------ Records for processing

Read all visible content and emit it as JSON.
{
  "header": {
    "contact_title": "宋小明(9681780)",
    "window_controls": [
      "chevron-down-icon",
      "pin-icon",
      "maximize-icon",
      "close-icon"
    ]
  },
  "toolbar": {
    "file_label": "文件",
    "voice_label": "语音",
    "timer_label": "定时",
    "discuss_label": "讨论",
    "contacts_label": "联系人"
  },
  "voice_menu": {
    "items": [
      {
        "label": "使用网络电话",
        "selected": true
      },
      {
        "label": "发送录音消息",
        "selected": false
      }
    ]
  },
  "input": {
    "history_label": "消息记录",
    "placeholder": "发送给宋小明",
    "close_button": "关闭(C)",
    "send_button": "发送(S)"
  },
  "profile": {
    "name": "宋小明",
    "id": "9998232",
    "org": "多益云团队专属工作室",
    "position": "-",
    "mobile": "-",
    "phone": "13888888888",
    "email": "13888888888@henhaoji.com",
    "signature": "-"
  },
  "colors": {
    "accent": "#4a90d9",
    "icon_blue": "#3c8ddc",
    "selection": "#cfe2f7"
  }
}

------------

Output the listing above exactly as it appears.

▸ **Correct response**
Read all visible content and emit it as JSON.
{
  "header": {
    "contact_title": "宋小明(9681780)",
    "window_controls": [
      "chevron-down-icon",
      "pin-icon",
      "maximize-icon",
      "close-icon"
    ]
  },
  "toolbar": {
    "file_label": "文件",
    "voice_label": "语音",
    "timer_label": "定时",
    "discuss_label": "讨论",
    "contacts_label": "联系人"
  },
  "voice_menu": {
    "items": [
      {
        "label": "使用网络电话",
        "selected": true
      },
      {
        "label": "发送录音消息",
        "selected": false
      }
    ]
  },
  "input": {
    "history_label": "消息记录",
    "placeholder": "发送给宋小明",
    "close_button": "关闭(C)",
    "send_button": "发送(S)"
  },
  "profile": {
    "name": "宋小明",
    "id": "9998232",
    "org": "多益云团队专属工作室",
    "position": "-",
    "mobile": "-",
    "phone": "13888888888",
    "email": "13888888888@henhaoji.com",
    "signature": "-"
  },
  "colors": {
    "accent": "#4a90d9",
    "icon_blue": "#3c8ddc",
    "selection": "#cfe2f7"
  }
}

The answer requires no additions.